Questions:
**a.** Reproduce the part of the Julia issue thread on saving functions with JLD2 from "Closed asinghvi17 closed" up to and including "with 1 method)".
**b.** Answer these from the Julia issue thread on saving functions with JLD2:
(i) What file name is the function f saved to in Session 1?
(ii) What kind of error is raised when f(1) is called in Session 2?
(iii) According to ChrisRackauckas, what kind of functions need to be redefined manually in new sessions?
**c.** Write the next part of the Julia issue thread on saving functions with JLD2.

Text segment:
*** Block opens ***

Closed asinghvi17 closed 4 years ago

asinghvi17 commented 4 years ago

Session 1:

julia> using JLD2, Serialization

julia> f(x) = x^2 + 1
f (generic function with 1 method)

julia> @save "f.jld2" f

Session 2 (immediately after session 1):

julia> using JLD2, Serialization

julia> @load "f.jld2" f
┌ Warning: type Main.#f does not exist in workspace; reconstructing
└ @ JLD2 ~/.julia/packages/JLD2/I2BGy/src/data.jl:1101
1-element Array{Symbol,1}:
 :f

julia> f(1)
ERROR: MethodError: objects of type JLD2.ReconstructedTypes.var"##Main.#f#253" are not callable
Stacktrace:
 [1] top-level scope at REPL[3]:1

Serialization also fails with a different error. It looks like both of the "trivial" options are not going to work.

This leaves us with the alternative of storing the source code, and materializing all possible measurements at the time we save, so that we don't run into issues with data being unavailable.

If we save the source code of the model and the parameters, could we "reconstitute" an FPM?

cc: @vjd @ChrisRackauckas @andreasnoack @logankilpatrick

ChrisRackauckas commented 4 years ago

Generic functions need to be redefined manually in new sessions. Anonymous functions should be fine.

asinghvi17 commented 4 years ago

Looks like that works...thanks @ChrisRackauckas!

*** Block closes ***

Source data:
*** Block opens ***

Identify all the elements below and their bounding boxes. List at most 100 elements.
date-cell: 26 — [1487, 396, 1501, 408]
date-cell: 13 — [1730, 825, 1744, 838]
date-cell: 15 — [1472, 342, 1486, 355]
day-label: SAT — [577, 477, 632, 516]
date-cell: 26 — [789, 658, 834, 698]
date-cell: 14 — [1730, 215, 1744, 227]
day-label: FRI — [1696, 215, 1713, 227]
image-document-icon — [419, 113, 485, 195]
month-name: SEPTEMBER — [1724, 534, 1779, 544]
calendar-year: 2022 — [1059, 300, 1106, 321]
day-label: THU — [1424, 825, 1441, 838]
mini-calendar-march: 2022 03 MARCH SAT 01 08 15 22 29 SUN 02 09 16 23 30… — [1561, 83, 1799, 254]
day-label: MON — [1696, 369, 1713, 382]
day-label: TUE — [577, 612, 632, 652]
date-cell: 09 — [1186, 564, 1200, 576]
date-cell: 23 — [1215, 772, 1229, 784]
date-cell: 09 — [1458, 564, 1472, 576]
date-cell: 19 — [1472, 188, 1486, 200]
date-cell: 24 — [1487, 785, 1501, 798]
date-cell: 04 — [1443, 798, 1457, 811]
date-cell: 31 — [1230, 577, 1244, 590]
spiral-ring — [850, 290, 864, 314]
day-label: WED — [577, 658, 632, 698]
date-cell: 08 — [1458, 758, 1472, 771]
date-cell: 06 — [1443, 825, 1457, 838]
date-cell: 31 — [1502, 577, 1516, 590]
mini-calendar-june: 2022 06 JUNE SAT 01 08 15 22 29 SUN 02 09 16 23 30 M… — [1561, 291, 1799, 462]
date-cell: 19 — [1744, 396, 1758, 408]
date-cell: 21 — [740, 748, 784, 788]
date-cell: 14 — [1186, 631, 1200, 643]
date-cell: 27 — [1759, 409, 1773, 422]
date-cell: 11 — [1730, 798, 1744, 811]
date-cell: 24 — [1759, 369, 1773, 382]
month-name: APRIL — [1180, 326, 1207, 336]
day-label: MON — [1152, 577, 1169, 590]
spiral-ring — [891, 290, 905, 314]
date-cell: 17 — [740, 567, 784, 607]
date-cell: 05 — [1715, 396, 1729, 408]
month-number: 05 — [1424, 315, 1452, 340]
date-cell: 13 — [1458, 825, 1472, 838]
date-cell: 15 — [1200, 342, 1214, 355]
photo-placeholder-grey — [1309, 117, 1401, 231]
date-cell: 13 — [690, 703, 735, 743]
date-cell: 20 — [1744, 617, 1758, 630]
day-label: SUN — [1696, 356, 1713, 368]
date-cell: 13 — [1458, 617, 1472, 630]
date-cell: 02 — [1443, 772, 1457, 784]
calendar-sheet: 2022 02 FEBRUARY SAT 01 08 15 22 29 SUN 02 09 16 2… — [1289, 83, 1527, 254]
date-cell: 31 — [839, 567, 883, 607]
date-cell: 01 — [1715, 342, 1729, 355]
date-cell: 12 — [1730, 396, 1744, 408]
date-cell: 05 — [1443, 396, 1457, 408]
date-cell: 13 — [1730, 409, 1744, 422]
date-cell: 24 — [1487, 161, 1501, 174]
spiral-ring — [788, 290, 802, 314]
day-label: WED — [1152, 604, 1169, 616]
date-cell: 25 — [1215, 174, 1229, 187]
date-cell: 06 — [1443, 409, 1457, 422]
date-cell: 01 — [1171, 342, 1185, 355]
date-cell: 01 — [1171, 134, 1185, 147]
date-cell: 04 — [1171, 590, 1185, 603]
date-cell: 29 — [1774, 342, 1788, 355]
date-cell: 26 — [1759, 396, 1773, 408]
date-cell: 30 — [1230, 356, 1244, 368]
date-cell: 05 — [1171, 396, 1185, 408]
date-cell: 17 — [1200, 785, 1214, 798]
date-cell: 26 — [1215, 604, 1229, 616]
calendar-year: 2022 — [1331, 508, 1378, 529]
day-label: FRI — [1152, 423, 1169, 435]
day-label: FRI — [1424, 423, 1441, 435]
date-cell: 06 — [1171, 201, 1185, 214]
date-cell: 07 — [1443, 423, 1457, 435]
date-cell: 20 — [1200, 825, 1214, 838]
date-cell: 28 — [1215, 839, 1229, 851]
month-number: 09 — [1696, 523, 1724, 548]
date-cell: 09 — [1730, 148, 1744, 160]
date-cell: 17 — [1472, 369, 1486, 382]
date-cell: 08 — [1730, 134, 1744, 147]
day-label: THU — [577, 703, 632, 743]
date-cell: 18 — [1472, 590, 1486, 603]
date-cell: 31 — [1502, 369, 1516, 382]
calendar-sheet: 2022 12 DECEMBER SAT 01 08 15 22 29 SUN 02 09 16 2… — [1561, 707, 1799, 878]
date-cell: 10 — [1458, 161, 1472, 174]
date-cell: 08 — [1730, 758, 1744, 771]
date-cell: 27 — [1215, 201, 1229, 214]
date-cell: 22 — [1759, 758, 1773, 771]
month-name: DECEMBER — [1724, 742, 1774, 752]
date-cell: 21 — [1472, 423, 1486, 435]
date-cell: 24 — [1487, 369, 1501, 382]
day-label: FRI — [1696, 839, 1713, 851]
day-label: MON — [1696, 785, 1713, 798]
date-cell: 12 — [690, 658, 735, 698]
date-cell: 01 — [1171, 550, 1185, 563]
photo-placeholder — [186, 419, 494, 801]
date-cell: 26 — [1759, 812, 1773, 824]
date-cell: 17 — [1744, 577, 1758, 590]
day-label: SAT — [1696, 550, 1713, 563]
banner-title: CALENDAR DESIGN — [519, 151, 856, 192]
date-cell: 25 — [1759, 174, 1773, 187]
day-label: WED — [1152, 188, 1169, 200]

*** Block closes ***

Answers by item number:
**a.**
Closed asinghvi17 closed 4 years ago

asinghvi17 commented 4 years ago

Session 1:

julia> using JLD2, Serialization

julia> f(x) = x^2 + 1
f (generic function with 1 method)

**b.**
(i) "f.jld2"
(ii) A MethodError
(iii) Generic functions

**c.**
@logankilpatrick I wonder if we could use JLSO, which is essentially a wrapper around Serialization with a Manifest cached as BSON, for short term storage, and materialize everything for a long term solution.

asinghvi17 commented 4 years ago

OK, so it looks like the short-term, local situation is solved. However, we do still need to figure out a long term solution for storage, which probably can't involve serialization of any sort.

andreasnoack commented 4 years ago

JLSO looks interesting. I know we discussed in on the call, but just for the record: using a serialized format for long term storage is fine as long as people in the future are okay with using old versions of Julia(Pro) to load it. The problem is that it's not portable to more recent versions of Julia and Pumas. In my opinion, it's fine that the portable solution is simply the script with the Pumas program, the data (or some way to query it), and a Manifest. I.e. you'd then have to rerun the program.